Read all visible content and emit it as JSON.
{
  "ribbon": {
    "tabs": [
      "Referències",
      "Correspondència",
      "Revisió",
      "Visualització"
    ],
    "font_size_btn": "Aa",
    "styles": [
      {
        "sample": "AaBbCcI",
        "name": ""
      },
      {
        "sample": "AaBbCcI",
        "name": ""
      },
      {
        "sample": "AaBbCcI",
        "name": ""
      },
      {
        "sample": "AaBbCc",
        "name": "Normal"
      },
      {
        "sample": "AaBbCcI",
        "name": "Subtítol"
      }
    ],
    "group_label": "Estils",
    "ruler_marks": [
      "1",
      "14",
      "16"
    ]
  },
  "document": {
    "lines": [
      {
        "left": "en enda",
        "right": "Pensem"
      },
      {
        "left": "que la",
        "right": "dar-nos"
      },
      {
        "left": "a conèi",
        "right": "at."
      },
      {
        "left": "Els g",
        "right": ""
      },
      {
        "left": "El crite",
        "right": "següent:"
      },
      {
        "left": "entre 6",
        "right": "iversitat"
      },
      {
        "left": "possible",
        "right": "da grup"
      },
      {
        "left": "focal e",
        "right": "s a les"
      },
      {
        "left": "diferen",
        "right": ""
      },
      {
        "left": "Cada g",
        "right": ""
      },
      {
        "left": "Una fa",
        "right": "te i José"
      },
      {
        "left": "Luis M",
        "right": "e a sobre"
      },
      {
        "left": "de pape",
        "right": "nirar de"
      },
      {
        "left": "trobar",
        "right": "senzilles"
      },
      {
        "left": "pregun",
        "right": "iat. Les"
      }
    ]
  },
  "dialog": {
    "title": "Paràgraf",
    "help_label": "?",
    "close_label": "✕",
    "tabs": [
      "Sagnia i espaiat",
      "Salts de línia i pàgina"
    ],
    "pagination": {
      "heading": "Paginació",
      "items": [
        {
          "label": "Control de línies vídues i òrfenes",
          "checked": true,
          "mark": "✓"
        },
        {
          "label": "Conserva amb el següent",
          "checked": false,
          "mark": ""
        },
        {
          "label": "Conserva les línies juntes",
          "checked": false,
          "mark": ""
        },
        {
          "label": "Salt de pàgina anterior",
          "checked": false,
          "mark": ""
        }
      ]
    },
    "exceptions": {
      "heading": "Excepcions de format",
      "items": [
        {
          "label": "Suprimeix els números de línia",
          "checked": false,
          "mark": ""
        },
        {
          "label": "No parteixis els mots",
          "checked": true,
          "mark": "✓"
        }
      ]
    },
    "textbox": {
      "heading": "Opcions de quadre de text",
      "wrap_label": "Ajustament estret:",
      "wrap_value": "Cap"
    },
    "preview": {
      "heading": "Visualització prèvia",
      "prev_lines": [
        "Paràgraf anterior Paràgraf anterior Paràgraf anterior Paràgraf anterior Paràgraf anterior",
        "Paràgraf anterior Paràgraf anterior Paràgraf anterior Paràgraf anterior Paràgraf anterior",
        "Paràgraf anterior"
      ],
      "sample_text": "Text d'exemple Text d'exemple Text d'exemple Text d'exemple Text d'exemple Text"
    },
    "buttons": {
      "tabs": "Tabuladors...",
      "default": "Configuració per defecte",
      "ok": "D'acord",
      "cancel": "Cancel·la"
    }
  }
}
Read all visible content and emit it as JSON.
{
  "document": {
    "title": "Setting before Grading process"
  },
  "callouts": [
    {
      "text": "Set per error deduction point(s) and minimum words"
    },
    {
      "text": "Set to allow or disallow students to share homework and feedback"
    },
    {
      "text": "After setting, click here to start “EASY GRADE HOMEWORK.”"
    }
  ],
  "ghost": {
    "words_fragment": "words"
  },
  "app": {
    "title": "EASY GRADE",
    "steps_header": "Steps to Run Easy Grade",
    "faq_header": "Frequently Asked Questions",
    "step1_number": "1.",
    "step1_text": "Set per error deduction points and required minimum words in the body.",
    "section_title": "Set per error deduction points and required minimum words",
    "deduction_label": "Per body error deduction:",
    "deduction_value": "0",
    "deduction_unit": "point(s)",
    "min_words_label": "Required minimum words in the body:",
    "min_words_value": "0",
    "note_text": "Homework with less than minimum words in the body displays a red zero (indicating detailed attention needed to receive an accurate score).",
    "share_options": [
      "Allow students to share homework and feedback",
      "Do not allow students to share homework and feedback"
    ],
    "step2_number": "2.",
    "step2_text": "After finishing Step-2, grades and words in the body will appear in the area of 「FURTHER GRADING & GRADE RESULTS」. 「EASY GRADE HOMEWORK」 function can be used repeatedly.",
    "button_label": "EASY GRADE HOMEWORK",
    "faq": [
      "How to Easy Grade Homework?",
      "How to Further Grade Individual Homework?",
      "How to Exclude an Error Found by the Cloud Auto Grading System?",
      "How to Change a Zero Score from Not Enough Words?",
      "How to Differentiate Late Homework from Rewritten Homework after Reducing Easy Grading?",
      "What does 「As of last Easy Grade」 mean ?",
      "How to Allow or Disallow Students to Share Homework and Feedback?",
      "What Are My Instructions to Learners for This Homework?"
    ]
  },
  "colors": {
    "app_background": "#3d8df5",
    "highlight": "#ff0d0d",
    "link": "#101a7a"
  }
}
* * * * * * *
Copy out each line exactly.

Read all visible content and emit it as JSON.
{
  "ribbon": {
    "tabs": [
      "Referències",
      "Correspondència",
      "Revisió",
      "Visualització"
    ],
    "font_size_btn": "Aa",
    "styles": [
      {
        "sample": "AaBbCcI",
        "name": ""
      },
      {
        "sample": "AaBbCcI",
        "name": ""
      },
      {
        "sample": "AaBbCcI",
        "name": ""
      },
      {
        "sample": "AaBbCc",
        "name": "Normal"
      },
      {
        "sample": "AaBbCcI",
        "name": "Subtítol"
      }
    ],
    "group_label": "Estils",
    "ruler_marks": [
      "1",
      "14",
      "16"
    ]
  },
  "document": {
    "lines": [
      {
        "left": "en enda",
        "right": "Pensem"
      },
      {
        "left": "que la",
        "right": "dar-nos"
      },
      {
        "left": "a conèi",
        "right": "at."
      },
      {
        "left": "Els g",
        "right": ""
      },
      {
        "left": "El crite",
        "right": "següent:"
      },
      {
        "left": "entre 6",
        "right": "iversitat"
      },
      {
        "left": "possible",
        "right": "da grup"
      },
      {
        "left": "focal e",
        "right": "s a les"
      },
      {
        "left": "diferen",
        "right": ""
      },
      {
        "left": "Cada g",
        "right": ""
      },
      {
        "left": "Una fa",
        "right": "te i José"
      },
      {
        "left": "Luis M",
        "right": "e a sobre"
      },
      {
        "left": "de pape",
        "right": "nirar de"
      },
      {
        "left": "trobar",
        "right": "senzilles"
      },
      {
        "left": "pregun",
        "right": "iat. Les"
      }
    ]
  },
  "dialog": {
    "title": "Paràgraf",
    "help_label": "?",
    "close_label": "✕",
    "tabs": [
      "Sagnia i espaiat",
      "Salts de línia i pàgina"
    ],
    "pagination": {
      "heading": "Paginació",
      "items": [
        {
          "label": "Control de línies vídues i òrfenes",
          "checked": true,
          "mark": "✓"
        },
        {
          "label": "Conserva amb el següent",
          "checked": false,
          "mark": ""
        },
        {
          "label": "Conserva les línies juntes",
          "checked": false,
          "mark": ""
        },
        {
          "label": "Salt de pàgina anterior",
          "checked": false,
          "mark": ""
        }
      ]
    },
    "exceptions": {
      "heading": "Excepcions de format",
      "items": [
        {
          "label": "Suprimeix els números de línia",
          "checked": false,
          "mark": ""
        },
        {
          "label": "No parteixis els mots",
          "checked": true,
          "mark": "✓"
        }
      ]
    },
    "textbox": {
      "heading": "Opcions de quadre de text",
      "wrap_label": "Ajustament estret:",
      "wrap_value": "Cap"
    },
    "preview": {
      "heading": "Visualització prèvia",
      "prev_lines": [
        "Paràgraf anterior Paràgraf anterior Paràgraf anterior Paràgraf anterior Paràgraf anterior",
        "Paràgraf anterior Paràgraf anterior Paràgraf anterior Paràgraf anterior Paràgraf anterior",
        "Paràgraf anterior"
      ],
      "sample_text": "Text d'exemple Text d'exemple Text d'exemple Text d'exemple Text d'exemple Text"
    },
    "buttons": {
      "tabs": "Tabuladors...",
      "default": "Configuració per defecte",
      "ok": "D'acord",
      "cancel": "Cancel·la"
    }
  }
}
Read all visible content and emit it as JSON.
{
  "document": {
    "title": "Setting before Grading process"
  },
  "callouts": [
    {
      "text": "Set per error deduction point(s) and minimum words"
    },
    {
      "text": "Set to allow or disallow students to share homework and feedback"
    },
    {
      "text": "After setting, click here to start “EASY GRADE HOMEWORK.”"
    }
  ],
  "ghost": {
    "words_fragment": "words"
  },
  "app": {
    "title": "EASY GRADE",
    "steps_header": "Steps to Run Easy Grade",
    "faq_header": "Frequently Asked Questions",
    "step1_number": "1.",
    "step1_text": "Set per error deduction points and required minimum words in the body.",
    "section_title": "Set per error deduction points and required minimum words",
    "deduction_label": "Per body error deduction:",
    "deduction_value": "0",
    "deduction_unit": "point(s)",
    "min_words_label": "Required minimum words in the body:",
    "min_words_value": "0",
    "note_text": "Homework with less than minimum words in the body displays a red zero (indicating detailed attention needed to receive an accurate score).",
    "share_options": [
      "Allow students to share homework and feedback",
      "Do not allow students to share homework and feedback"
    ],
    "step2_number": "2.",
    "step2_text": "After finishing Step-2, grades and words in the body will appear in the area of 「FURTHER GRADING & GRADE RESULTS」. 「EASY GRADE HOMEWORK」 function can be used repeatedly.",
    "button_label": "EASY GRADE HOMEWORK",
    "faq": [
      "How to Easy Grade Homework?",
      "How to Further Grade Individual Homework?",
      "How to Exclude an Error Found by the Cloud Auto Grading System?",
      "How to Change a Zero Score from Not Enough Words?",
      "How to Differentiate Late Homework from Rewritten Homework after Reducing Easy Grading?",
      "What does 「As of last Easy Grade」 mean ?",
      "How to Allow or Disallow Students to Share Homework and Feedback?",
      "What Are My Instructions to Learners for This Homework?"
    ]
  },
  "colors": {
    "app_background": "#3d8df5",
    "highlight": "#ff0d0d",
    "link": "#101a7a"
  }
}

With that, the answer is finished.